(Extracted records)
****************

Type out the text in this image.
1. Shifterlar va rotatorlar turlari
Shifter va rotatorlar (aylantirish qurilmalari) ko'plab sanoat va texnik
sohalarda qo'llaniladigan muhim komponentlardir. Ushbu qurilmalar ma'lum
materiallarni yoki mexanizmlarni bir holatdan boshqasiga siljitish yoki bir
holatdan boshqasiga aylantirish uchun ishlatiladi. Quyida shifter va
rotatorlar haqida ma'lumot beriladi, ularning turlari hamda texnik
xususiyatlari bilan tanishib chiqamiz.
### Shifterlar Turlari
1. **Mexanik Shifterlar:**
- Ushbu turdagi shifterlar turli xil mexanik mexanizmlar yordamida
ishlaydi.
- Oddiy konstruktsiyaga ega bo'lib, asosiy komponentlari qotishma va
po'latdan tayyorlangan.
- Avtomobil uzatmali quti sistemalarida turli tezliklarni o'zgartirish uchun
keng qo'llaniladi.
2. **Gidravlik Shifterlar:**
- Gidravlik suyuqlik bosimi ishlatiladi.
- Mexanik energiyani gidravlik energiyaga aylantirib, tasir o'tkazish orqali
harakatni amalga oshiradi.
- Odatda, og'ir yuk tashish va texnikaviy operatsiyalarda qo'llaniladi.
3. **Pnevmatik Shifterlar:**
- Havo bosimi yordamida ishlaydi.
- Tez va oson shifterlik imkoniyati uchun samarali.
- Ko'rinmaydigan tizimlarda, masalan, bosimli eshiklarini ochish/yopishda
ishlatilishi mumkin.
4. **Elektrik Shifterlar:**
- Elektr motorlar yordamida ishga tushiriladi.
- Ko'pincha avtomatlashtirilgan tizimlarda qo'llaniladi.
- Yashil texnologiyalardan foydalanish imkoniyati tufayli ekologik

****************

# Stated goal
Copy every line of the material, please, keeping it exactly the same.

# Solution for this task
Type out the text in this image.
1. Shifterlar va rotatorlar turlari
Shifter va rotatorlar (aylantirish qurilmalari) ko'plab sanoat va texnik
sohalarda qo'llaniladigan muhim komponentlardir. Ushbu qurilmalar ma'lum
materiallarni yoki mexanizmlarni bir holatdan boshqasiga siljitish yoki bir
holatdan boshqasiga aylantirish uchun ishlatiladi. Quyida shifter va
rotatorlar haqida ma'lumot beriladi, ularning turlari hamda texnik
xususiyatlari bilan tanishib chiqamiz.
### Shifterlar Turlari
1. **Mexanik Shifterlar:**
- Ushbu turdagi shifterlar turli xil mexanik mexanizmlar yordamida
ishlaydi.
- Oddiy konstruktsiyaga ega bo'lib, asosiy komponentlari qotishma va
po'latdan tayyorlangan.
- Avtomobil uzatmali quti sistemalarida turli tezliklarni o'zgartirish uchun
keng qo'llaniladi.
2. **Gidravlik Shifterlar:**
- Gidravlik suyuqlik bosimi ishlatiladi.
- Mexanik energiyani gidravlik energiyaga aylantirib, tasir o'tkazish orqali
harakatni amalga oshiradi.
- Odatda, og'ir yuk tashish va texnikaviy operatsiyalarda qo'llaniladi.
3. **Pnevmatik Shifterlar:**
- Havo bosimi yordamida ishlaydi.
- Tez va oson shifterlik imkoniyati uchun samarali.
- Ko'rinmaydigan tizimlarda, masalan, bosimli eshiklarini ochish/yopishda
ishlatilishi mumkin.
4. **Elektrik Shifterlar:**
- Elektr motorlar yordamida ishga tushiriladi.
- Ko'pincha avtomatlashtirilgan tizimlarda qo'llaniladi.
- Yashil texnologiyalardan foydalanish imkoniyati tufayli ekologik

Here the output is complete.